» **Exercise instructions**
Write out all the material exactly. Leave nothing out.

— Start of Data to process —

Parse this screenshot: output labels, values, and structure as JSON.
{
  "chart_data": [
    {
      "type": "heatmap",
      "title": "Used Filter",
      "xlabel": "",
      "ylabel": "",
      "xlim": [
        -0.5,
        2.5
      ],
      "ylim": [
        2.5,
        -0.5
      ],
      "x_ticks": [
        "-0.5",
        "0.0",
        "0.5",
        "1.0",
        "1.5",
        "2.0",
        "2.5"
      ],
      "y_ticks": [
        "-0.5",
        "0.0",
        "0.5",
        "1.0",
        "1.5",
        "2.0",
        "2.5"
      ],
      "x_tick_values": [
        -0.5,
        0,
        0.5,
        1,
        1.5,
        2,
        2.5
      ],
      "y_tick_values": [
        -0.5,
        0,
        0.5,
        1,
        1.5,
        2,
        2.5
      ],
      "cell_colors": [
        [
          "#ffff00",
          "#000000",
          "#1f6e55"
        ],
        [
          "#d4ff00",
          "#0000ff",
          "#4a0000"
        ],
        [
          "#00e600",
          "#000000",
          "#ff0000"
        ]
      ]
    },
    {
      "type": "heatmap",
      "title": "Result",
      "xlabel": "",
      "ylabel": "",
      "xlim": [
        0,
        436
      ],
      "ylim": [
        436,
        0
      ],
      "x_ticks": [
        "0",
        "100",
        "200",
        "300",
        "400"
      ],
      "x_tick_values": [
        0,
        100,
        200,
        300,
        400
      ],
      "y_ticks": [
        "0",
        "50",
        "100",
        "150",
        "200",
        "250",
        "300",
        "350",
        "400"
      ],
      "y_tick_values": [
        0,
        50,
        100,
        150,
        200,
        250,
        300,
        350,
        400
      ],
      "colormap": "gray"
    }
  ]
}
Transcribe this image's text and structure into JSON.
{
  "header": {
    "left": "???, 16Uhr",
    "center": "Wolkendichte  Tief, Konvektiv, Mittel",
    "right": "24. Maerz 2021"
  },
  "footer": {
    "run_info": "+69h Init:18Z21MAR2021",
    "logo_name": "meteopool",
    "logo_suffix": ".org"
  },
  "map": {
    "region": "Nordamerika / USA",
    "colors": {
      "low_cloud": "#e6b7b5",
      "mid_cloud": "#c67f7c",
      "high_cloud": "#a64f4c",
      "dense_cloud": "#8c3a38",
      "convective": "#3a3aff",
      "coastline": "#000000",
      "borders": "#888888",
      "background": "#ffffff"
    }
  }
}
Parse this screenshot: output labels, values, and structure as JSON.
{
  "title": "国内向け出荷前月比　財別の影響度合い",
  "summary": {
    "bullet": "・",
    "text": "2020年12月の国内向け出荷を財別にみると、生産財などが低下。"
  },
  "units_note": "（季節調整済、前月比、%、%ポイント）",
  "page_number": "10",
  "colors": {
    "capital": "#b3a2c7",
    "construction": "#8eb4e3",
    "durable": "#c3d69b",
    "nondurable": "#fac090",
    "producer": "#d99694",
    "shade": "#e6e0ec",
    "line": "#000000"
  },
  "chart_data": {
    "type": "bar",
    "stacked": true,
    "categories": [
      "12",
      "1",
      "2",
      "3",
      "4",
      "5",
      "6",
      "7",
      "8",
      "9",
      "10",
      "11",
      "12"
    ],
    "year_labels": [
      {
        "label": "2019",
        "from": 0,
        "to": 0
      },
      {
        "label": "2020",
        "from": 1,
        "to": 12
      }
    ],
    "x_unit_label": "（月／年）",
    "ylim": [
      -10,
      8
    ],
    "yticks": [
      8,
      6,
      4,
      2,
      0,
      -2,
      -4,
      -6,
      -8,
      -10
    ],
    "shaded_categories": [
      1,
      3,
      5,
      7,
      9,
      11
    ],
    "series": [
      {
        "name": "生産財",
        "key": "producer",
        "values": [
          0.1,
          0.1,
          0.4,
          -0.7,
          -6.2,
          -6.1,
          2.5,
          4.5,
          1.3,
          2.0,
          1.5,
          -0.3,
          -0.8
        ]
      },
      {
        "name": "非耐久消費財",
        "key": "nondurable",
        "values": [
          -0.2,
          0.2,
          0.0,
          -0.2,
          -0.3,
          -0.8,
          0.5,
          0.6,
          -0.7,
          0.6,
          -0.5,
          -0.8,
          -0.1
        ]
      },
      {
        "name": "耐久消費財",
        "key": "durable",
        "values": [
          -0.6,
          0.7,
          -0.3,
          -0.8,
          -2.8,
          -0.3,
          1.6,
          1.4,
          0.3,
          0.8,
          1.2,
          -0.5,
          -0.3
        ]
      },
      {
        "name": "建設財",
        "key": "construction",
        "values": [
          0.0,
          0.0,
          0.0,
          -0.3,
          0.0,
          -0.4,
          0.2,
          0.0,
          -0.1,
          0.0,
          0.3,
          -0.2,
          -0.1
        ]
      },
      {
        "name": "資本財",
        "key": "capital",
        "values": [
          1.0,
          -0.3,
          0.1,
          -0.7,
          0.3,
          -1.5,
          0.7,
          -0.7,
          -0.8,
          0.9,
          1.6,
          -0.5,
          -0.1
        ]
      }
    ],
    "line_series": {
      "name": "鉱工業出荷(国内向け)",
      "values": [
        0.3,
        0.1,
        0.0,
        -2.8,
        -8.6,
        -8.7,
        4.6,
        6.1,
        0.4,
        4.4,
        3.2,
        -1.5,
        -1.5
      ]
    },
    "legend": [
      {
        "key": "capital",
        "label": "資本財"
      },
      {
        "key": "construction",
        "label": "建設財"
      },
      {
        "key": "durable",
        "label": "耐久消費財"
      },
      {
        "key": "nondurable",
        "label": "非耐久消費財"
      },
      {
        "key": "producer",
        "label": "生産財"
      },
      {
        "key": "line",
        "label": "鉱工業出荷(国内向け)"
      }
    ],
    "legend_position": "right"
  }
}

— End of Data to process —

» **Problem solution**
Parse this screenshot: output labels, values, and structure as JSON.
{
  "chart_data": [
    {
      "type": "heatmap",
      "title": "Used Filter",
      "xlabel": "",
      "ylabel": "",
      "xlim": [
        -0.5,
        2.5
      ],
      "ylim": [
        2.5,
        -0.5
      ],
      "x_ticks": [
        "-0.5",
        "0.0",
        "0.5",
        "1.0",
        "1.5",
        "2.0",
        "2.5"
      ],
      "y_ticks": [
        "-0.5",
        "0.0",
        "0.5",
        "1.0",
        "1.5",
        "2.0",
        "2.5"
      ],
      "x_tick_values": [
        -0.5,
        0,
        0.5,
        1,
        1.5,
        2,
        2.5
      ],
      "y_tick_values": [
        -0.5,
        0,
        0.5,
        1,
        1.5,
        2,
        2.5
      ],
      "cell_colors": [
        [
          "#ffff00",
          "#000000",
          "#1f6e55"
        ],
        [
          "#d4ff00",
          "#0000ff",
          "#4a0000"
        ],
        [
          "#00e600",
          "#000000",
          "#ff0000"
        ]
      ]
    },
    {
      "type": "heatmap",
      "title": "Result",
      "xlabel": "",
      "ylabel": "",
      "xlim": [
        0,
        436
      ],
      "ylim": [
        436,
        0
      ],
      "x_ticks": [
        "0",
        "100",
        "200",
        "300",
        "400"
      ],
      "x_tick_values": [
        0,
        100,
        200,
        300,
        400
      ],
      "y_ticks": [
        "0",
        "50",
        "100",
        "150",
        "200",
        "250",
        "300",
        "350",
        "400"
      ],
      "y_tick_values": [
        0,
        50,
        100,
        150,
        200,
        250,
        300,
        350,
        400
      ],
      "colormap": "gray"
    }
  ]
}
Transcribe this image's text and structure into JSON.
{
  "header": {
    "left": "???, 16Uhr",
    "center": "Wolkendichte  Tief, Konvektiv, Mittel",
    "right": "24. Maerz 2021"
  },
  "footer": {
    "run_info": "+69h Init:18Z21MAR2021",
    "logo_name": "meteopool",
    "logo_suffix": ".org"
  },
  "map": {
    "region": "Nordamerika / USA",
    "colors": {
      "low_cloud": "#e6b7b5",
      "mid_cloud": "#c67f7c",
      "high_cloud": "#a64f4c",
      "dense_cloud": "#8c3a38",
      "convective": "#3a3aff",
      "coastline": "#000000",
      "borders": "#888888",
      "background": "#ffffff"
    }
  }
}
Parse this screenshot: output labels, values, and structure as JSON.
{
  "title": "国内向け出荷前月比　財別の影響度合い",
  "summary": {
    "bullet": "・",
    "text": "2020年12月の国内向け出荷を財別にみると、生産財などが低下。"
  },
  "units_note": "（季節調整済、前月比、%、%ポイント）",
  "page_number": "10",
  "colors": {
    "capital": "#b3a2c7",
    "construction": "#8eb4e3",
    "durable": "#c3d69b",
    "nondurable": "#fac090",
    "producer": "#d99694",
    "shade": "#e6e0ec",
    "line": "#000000"
  },
  "chart_data": {
    "type": "bar",
    "stacked": true,
    "categories": [
      "12",
      "1",
      "2",
      "3",
      "4",
      "5",
      "6",
      "7",
      "8",
      "9",
      "10",
      "11",
      "12"
    ],
    "year_labels": [
      {
        "label": "2019",
        "from": 0,
        "to": 0
      },
      {
        "label": "2020",
        "from": 1,
        "to": 12
      }
    ],
    "x_unit_label": "（月／年）",
    "ylim": [
      -10,
      8
    ],
    "yticks": [
      8,
      6,
      4,
      2,
      0,
      -2,
      -4,
      -6,
      -8,
      -10
    ],
    "shaded_categories": [
      1,
      3,
      5,
      7,
      9,
      11
    ],
    "series": [
      {
        "name": "生産財",
        "key": "producer",
        "values": [
          0.1,
          0.1,
          0.4,
          -0.7,
          -6.2,
          -6.1,
          2.5,
          4.5,
          1.3,
          2.0,
          1.5,
          -0.3,
          -0.8
        ]
      },
      {
        "name": "非耐久消費財",
        "key": "nondurable",
        "values": [
          -0.2,
          0.2,
          0.0,
          -0.2,
          -0.3,
          -0.8,
          0.5,
          0.6,
          -0.7,
          0.6,
          -0.5,
          -0.8,
          -0.1
        ]
      },
      {
        "name": "耐久消費財",
        "key": "durable",
        "values": [
          -0.6,
          0.7,
          -0.3,
          -0.8,
          -2.8,
          -0.3,
          1.6,
          1.4,
          0.3,
          0.8,
          1.2,
          -0.5,
          -0.3
        ]
      },
      {
        "name": "建設財",
        "key": "construction",
        "values": [
          0.0,
          0.0,
          0.0,
          -0.3,
          0.0,
          -0.4,
          0.2,
          0.0,
          -0.1,
          0.0,
          0.3,
          -0.2,
          -0.1
        ]
      },
      {
        "name": "資本財",
        "key": "capital",
        "values": [
          1.0,
          -0.3,
          0.1,
          -0.7,
          0.3,
          -1.5,
          0.7,
          -0.7,
          -0.8,
          0.9,
          1.6,
          -0.5,
          -0.1
        ]
      }
    ],
    "line_series": {
      "name": "鉱工業出荷(国内向け)",
      "values": [
        0.3,
        0.1,
        0.0,
        -2.8,
        -8.6,
        -8.7,
        4.6,
        6.1,
        0.4,
        4.4,
        3.2,
        -1.5,
        -1.5
      ]
    },
    "legend": [
      {
        "key": "capital",
        "label": "資本財"
      },
      {
        "key": "construction",
        "label": "建設財"
      },
      {
        "key": "durable",
        "label": "耐久消費財"
      },
      {
        "key": "nondurable",
        "label": "非耐久消費財"
      },
      {
        "key": "producer",
        "label": "生産財"
      },
      {
        "key": "line",
        "label": "鉱工業出荷(国内向け)"
      }
    ],
    "legend_position": "right"
  }
}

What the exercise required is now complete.